--- START OF Data excerpts ---

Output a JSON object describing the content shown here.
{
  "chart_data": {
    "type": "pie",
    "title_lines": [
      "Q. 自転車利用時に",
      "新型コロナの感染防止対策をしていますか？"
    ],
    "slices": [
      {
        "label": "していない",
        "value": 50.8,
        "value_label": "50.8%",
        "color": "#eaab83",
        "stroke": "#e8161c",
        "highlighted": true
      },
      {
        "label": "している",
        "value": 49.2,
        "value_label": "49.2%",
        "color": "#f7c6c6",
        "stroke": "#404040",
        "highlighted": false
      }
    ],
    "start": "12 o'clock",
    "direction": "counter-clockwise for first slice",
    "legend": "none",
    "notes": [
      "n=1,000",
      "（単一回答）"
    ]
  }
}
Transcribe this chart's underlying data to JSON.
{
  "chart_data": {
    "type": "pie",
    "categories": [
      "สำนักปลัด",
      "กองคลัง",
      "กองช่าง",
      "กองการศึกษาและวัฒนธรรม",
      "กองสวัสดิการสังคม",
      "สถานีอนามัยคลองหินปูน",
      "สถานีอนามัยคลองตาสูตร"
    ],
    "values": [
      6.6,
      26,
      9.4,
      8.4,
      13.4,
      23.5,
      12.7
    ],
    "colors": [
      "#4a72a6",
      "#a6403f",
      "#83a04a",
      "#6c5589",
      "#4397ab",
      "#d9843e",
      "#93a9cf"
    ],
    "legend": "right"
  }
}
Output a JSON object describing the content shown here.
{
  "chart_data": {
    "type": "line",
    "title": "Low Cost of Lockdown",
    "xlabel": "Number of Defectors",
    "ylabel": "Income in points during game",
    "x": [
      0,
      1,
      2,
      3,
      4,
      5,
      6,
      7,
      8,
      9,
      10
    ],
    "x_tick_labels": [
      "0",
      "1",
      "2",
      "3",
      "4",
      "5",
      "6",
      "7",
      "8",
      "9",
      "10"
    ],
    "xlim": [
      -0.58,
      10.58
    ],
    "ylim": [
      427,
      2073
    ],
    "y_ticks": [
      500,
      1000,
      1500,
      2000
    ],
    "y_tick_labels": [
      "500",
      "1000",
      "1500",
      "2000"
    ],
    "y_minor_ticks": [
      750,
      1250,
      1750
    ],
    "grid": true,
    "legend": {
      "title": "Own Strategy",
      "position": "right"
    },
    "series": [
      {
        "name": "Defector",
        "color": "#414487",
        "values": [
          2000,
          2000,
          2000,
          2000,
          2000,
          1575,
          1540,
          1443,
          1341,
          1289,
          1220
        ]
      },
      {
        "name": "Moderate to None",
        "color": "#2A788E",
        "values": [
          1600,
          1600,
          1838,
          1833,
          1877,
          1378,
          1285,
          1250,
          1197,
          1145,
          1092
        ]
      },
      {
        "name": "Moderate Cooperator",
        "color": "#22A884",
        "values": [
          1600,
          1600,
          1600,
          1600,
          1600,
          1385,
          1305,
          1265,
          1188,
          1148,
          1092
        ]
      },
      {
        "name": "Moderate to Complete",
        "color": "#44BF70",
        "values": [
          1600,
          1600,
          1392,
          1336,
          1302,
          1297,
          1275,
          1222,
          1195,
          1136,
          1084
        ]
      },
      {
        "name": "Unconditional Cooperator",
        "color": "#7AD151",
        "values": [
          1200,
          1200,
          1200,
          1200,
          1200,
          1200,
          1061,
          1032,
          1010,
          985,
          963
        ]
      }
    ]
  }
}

--- END OF Data excerpts ---

■ Task requirements: Restate the data above word for word, please.

■ Exercise response:
Output a JSON object describing the content shown here.
{
  "chart_data": {
    "type": "pie",
    "title_lines": [
      "Q. 自転車利用時に",
      "新型コロナの感染防止対策をしていますか？"
    ],
    "slices": [
      {
        "label": "していない",
        "value": 50.8,
        "value_label": "50.8%",
        "color": "#eaab83",
        "stroke": "#e8161c",
        "highlighted": true
      },
      {
        "label": "している",
        "value": 49.2,
        "value_label": "49.2%",
        "color": "#f7c6c6",
        "stroke": "#404040",
        "highlighted": false
      }
    ],
    "start": "12 o'clock",
    "direction": "counter-clockwise for first slice",
    "legend": "none",
    "notes": [
      "n=1,000",
      "（単一回答）"
    ]
  }
}
Transcribe this chart's underlying data to JSON.
{
  "chart_data": {
    "type": "pie",
    "categories": [
      "สำนักปลัด",
      "กองคลัง",
      "กองช่าง",
      "กองการศึกษาและวัฒนธรรม",
      "กองสวัสดิการสังคม",
      "สถานีอนามัยคลองหินปูน",
      "สถานีอนามัยคลองตาสูตร"
    ],
    "values": [
      6.6,
      26,
      9.4,
      8.4,
      13.4,
      23.5,
      12.7
    ],
    "colors": [
      "#4a72a6",
      "#a6403f",
      "#83a04a",
      "#6c5589",
      "#4397ab",
      "#d9843e",
      "#93a9cf"
    ],
    "legend": "right"
  }
}
Output a JSON object describing the content shown here.
{
  "chart_data": {
    "type": "line",
    "title": "Low Cost of Lockdown",
    "xlabel": "Number of Defectors",
    "ylabel": "Income in points during game",
    "x": [
      0,
      1,
      2,
      3,
      4,
      5,
      6,
      7,
      8,
      9,
      10
    ],
    "x_tick_labels": [
      "0",
      "1",
      "2",
      "3",
      "4",
      "5",
      "6",
      "7",
      "8",
      "9",
      "10"
    ],
    "xlim": [
      -0.58,
      10.58
    ],
    "ylim": [
      427,
      2073
    ],
    "y_ticks": [
      500,
      1000,
      1500,
      2000
    ],
    "y_tick_labels": [
      "500",
      "1000",
      "1500",
      "2000"
    ],
    "y_minor_ticks": [
      750,
      1250,
      1750
    ],
    "grid": true,
    "legend": {
      "title": "Own Strategy",
      "position": "right"
    },
    "series": [
      {
        "name": "Defector",
        "color": "#414487",
        "values": [
          2000,
          2000,
          2000,
          2000,
          2000,
          1575,
          1540,
          1443,
          1341,
          1289,
          1220
        ]
      },
      {
        "name": "Moderate to None",
        "color": "#2A788E",
        "values": [
          1600,
          1600,
          1838,
          1833,
          1877,
          1378,
          1285,
          1250,
          1197,
          1145,
          1092
        ]
      },
      {
        "name": "Moderate Cooperator",
        "color": "#22A884",
        "values": [
          1600,
          1600,
          1600,
          1600,
          1600,
          1385,
          1305,
          1265,
          1188,
          1148,
          1092
        ]
      },
      {
        "name": "Moderate to Complete",
        "color": "#44BF70",
        "values": [
          1600,
          1600,
          1392,
          1336,
          1302,
          1297,
          1275,
          1222,
          1195,
          1136,
          1084
        ]
      },
      {
        "name": "Unconditional Cooperator",
        "color": "#7AD151",
        "values": [
          1200,
          1200,
          1200,
          1200,
          1200,
          1200,
          1061,
          1032,
          1010,
          985,
          963
        ]
      }
    ]
  }
}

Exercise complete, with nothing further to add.